* **TASK REQUIREMENTS**:
Go through the material below and copy all lines with "this".

* **INFORMATION SHOWN**:
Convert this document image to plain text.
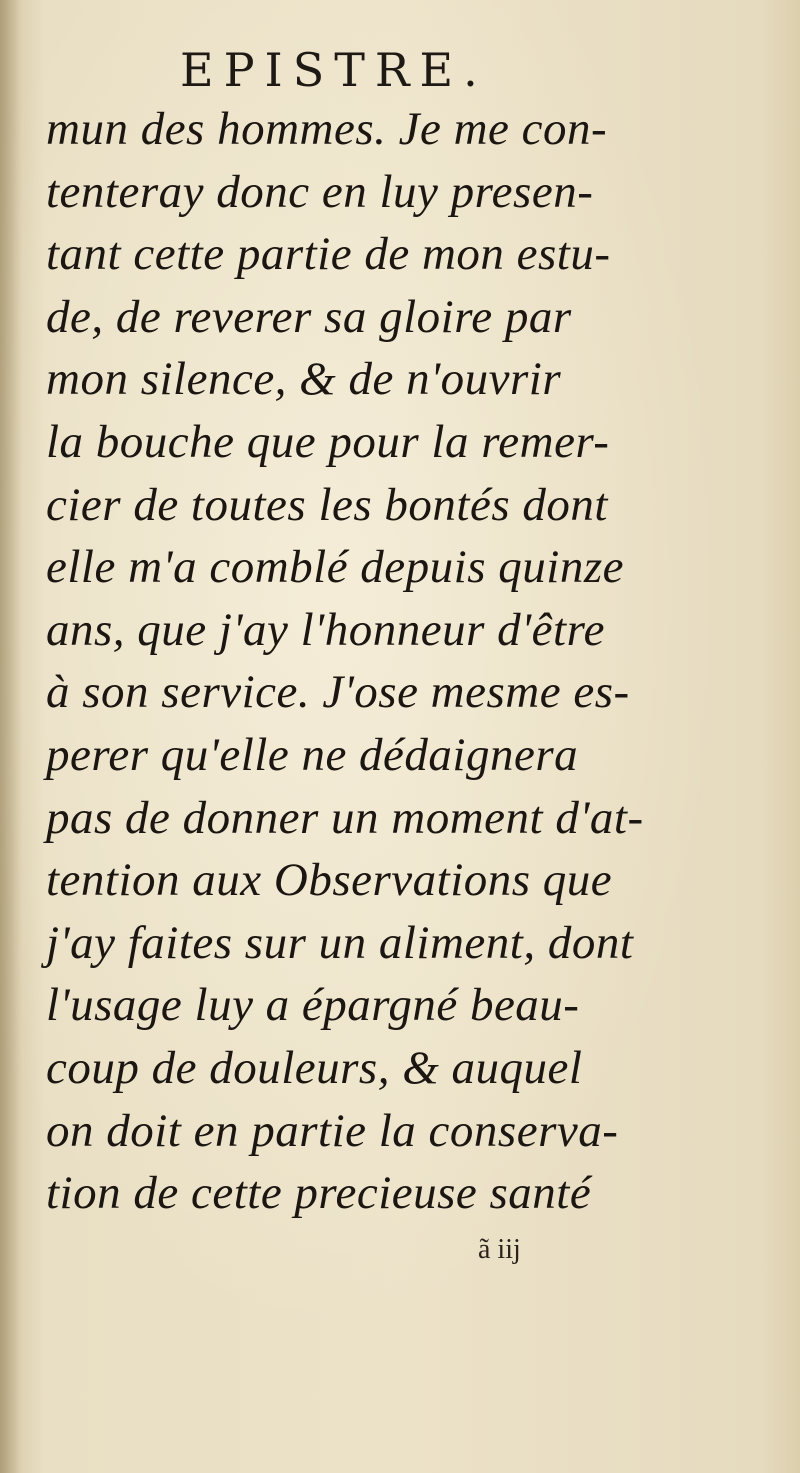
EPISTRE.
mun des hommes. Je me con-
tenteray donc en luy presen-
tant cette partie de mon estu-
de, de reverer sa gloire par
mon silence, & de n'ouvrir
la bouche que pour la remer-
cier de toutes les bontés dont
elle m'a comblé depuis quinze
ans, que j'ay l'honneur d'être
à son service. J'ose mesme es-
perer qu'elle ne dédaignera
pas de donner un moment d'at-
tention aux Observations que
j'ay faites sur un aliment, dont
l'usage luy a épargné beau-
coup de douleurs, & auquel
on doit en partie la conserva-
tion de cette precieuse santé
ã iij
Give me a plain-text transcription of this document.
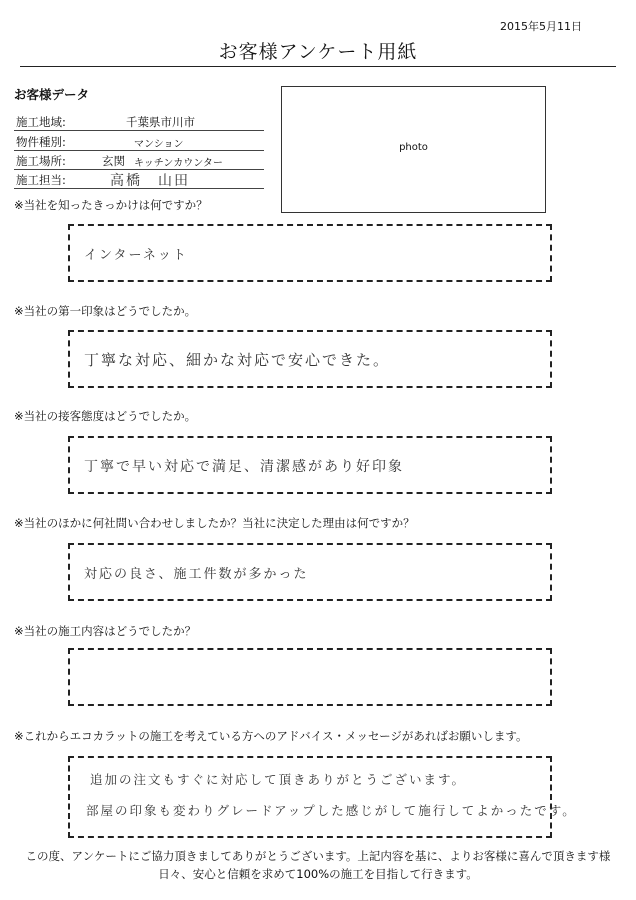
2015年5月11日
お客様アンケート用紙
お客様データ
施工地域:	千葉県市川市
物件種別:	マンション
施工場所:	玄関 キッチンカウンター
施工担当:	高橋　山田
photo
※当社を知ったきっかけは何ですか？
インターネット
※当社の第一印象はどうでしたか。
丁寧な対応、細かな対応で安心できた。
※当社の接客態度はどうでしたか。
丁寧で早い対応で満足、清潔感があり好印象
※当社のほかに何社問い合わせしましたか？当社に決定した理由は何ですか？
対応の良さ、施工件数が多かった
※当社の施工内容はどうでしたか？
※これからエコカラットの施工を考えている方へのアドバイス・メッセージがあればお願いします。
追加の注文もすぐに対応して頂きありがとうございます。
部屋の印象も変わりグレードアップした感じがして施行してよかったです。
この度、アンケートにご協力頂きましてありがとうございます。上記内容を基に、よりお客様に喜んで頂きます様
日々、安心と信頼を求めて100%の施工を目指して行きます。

* **WRITTEN RESPONSE**:
Convert this document image to plain text.
Give me a plain-text transcription of this document.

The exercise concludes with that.